* [EXERCISE INSTRUCTIONS]:
Reproduce the listing exactly and skip over any pictures.

* [INPUT DATA]:
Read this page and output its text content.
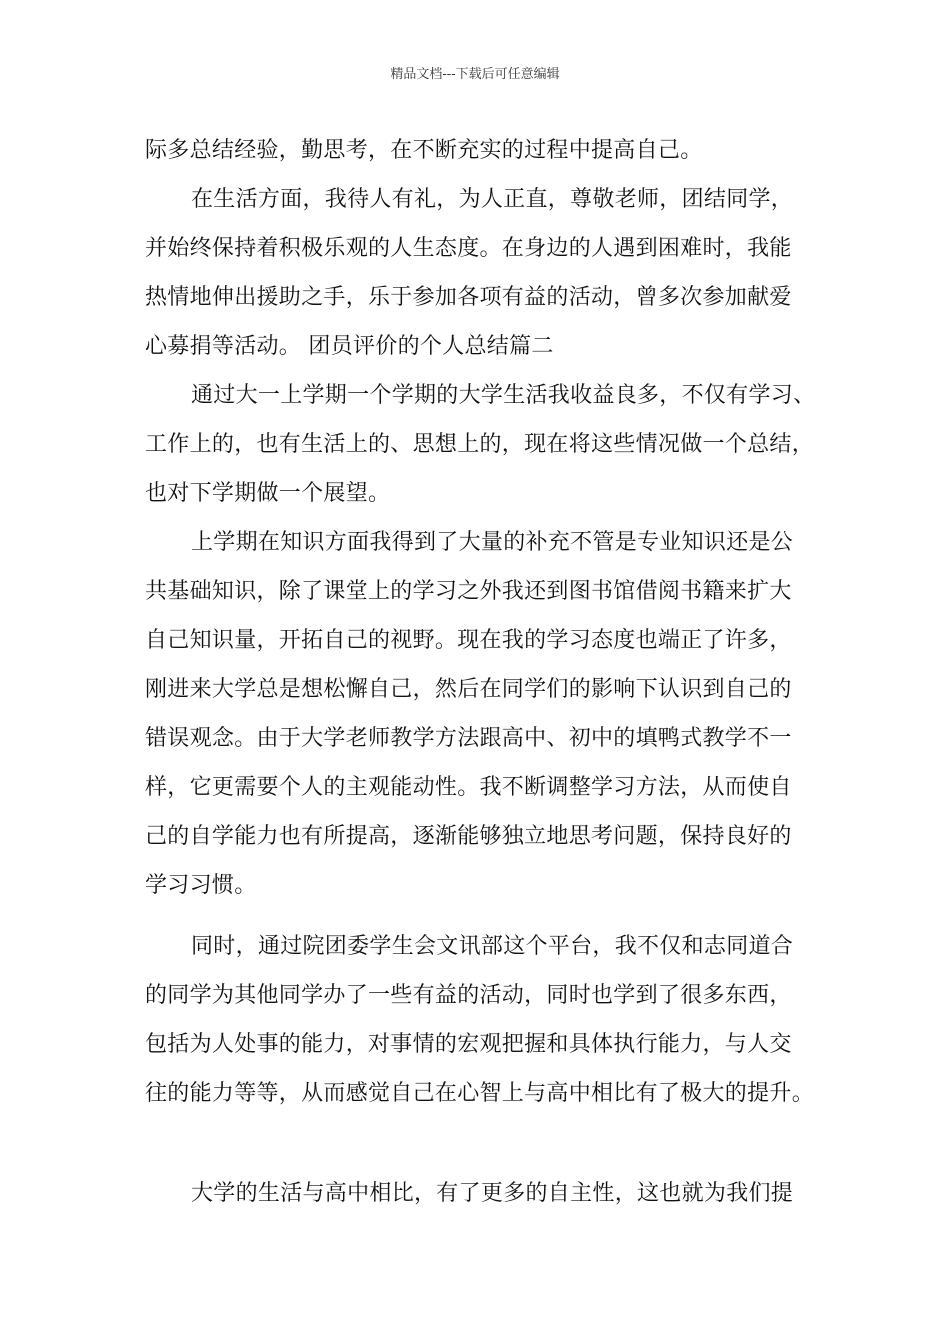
精品文档---下载后可任意编辑
际多总结经验，勤思考，在不断充实的过程中提高自己。
在生活方面，我待人有礼，为人正直，尊敬老师，团结同学，
并始终保持着积极乐观的人生态度。在身边的人遇到困难时，我能
热情地伸出援助之手，乐于参加各项有益的活动，曾多次参加献爱
心募捐等活动。 团员评价的个人总结篇二
通过大一上学期一个学期的大学生活我收益良多，不仅有学习、
工作上的，也有生活上的、思想上的，现在将这些情况做一个总结，
也对下学期做一个展望。
上学期在知识方面我得到了大量的补充不管是专业知识还是公
共基础知识，除了课堂上的学习之外我还到图书馆借阅书籍来扩大
自己知识量，开拓自己的视野。现在我的学习态度也端正了许多，
刚进来大学总是想松懈自己，然后在同学们的影响下认识到自己的
错误观念。由于大学老师教学方法跟高中、初中的填鸭式教学不一
样，它更需要个人的主观能动性。我不断调整学习方法，从而使自
己的自学能力也有所提高，逐渐能够独立地思考问题，保持良好的
学习习惯。
同时，通过院团委学生会文讯部这个平台，我不仅和志同道合
的同学为其他同学办了一些有益的活动，同时也学到了很多东西，
包括为人处事的能力，对事情的宏观把握和具体执行能力，与人交
往的能力等等，从而感觉自己在心智上与高中相比有了极大的提升。
大学的生活与高中相比，有了更多的自主性，这也就为我们提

* [RIGHT ANSWER]:
Read this page and output its text content.
精品文档---下载后可任意编辑
际多总结经验，勤思考，在不断充实的过程中提高自己。
在生活方面，我待人有礼，为人正直，尊敬老师，团结同学，
并始终保持着积极乐观的人生态度。在身边的人遇到困难时，我能
热情地伸出援助之手，乐于参加各项有益的活动，曾多次参加献爱
心募捐等活动。 团员评价的个人总结篇二
通过大一上学期一个学期的大学生活我收益良多，不仅有学习、
工作上的，也有生活上的、思想上的，现在将这些情况做一个总结，
也对下学期做一个展望。
上学期在知识方面我得到了大量的补充不管是专业知识还是公
共基础知识，除了课堂上的学习之外我还到图书馆借阅书籍来扩大
自己知识量，开拓自己的视野。现在我的学习态度也端正了许多，
刚进来大学总是想松懈自己，然后在同学们的影响下认识到自己的
错误观念。由于大学老师教学方法跟高中、初中的填鸭式教学不一
样，它更需要个人的主观能动性。我不断调整学习方法，从而使自
己的自学能力也有所提高，逐渐能够独立地思考问题，保持良好的
学习习惯。
同时，通过院团委学生会文讯部这个平台，我不仅和志同道合
的同学为其他同学办了一些有益的活动，同时也学到了很多东西，
包括为人处事的能力，对事情的宏观把握和具体执行能力，与人交
往的能力等等，从而感觉自己在心智上与高中相比有了极大的提升。
大学的生活与高中相比，有了更多的自主性，这也就为我们提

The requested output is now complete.